[Collection entries]
^^^^^^^^

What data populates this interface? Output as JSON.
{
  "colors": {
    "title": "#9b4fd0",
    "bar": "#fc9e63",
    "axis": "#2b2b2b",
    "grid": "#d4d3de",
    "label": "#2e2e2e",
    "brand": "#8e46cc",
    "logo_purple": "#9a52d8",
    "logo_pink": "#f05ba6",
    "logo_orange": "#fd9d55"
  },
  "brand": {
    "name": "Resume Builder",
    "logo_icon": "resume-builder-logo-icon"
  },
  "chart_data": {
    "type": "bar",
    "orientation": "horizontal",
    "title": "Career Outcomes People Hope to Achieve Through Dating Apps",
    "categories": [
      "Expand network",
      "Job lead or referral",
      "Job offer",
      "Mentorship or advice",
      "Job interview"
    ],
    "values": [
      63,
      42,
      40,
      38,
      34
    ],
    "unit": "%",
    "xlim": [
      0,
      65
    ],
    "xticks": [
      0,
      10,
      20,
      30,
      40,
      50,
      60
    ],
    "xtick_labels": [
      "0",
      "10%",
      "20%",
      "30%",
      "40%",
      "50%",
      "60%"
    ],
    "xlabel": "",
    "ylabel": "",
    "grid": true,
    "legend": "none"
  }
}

^^^^^^^^

**WRITTEN REQUEST**
Retype the material in full, character for character.

**THE COMPLETED TASK**
What data populates this interface? Output as JSON.
{
  "colors": {
    "title": "#9b4fd0",
    "bar": "#fc9e63",
    "axis": "#2b2b2b",
    "grid": "#d4d3de",
    "label": "#2e2e2e",
    "brand": "#8e46cc",
    "logo_purple": "#9a52d8",
    "logo_pink": "#f05ba6",
    "logo_orange": "#fd9d55"
  },
  "brand": {
    "name": "Resume Builder",
    "logo_icon": "resume-builder-logo-icon"
  },
  "chart_data": {
    "type": "bar",
    "orientation": "horizontal",
    "title": "Career Outcomes People Hope to Achieve Through Dating Apps",
    "categories": [
      "Expand network",
      "Job lead or referral",
      "Job offer",
      "Mentorship or advice",
      "Job interview"
    ],
    "values": [
      63,
      42,
      40,
      38,
      34
    ],
    "unit": "%",
    "xlim": [
      0,
      65
    ],
    "xticks": [
      0,
      10,
      20,
      30,
      40,
      50,
      60
    ],
    "xtick_labels": [
      "0",
      "10%",
      "20%",
      "30%",
      "40%",
      "50%",
      "60%"
    ],
    "xlabel": "",
    "ylabel": "",
    "grid": true,
    "legend": "none"
  }
}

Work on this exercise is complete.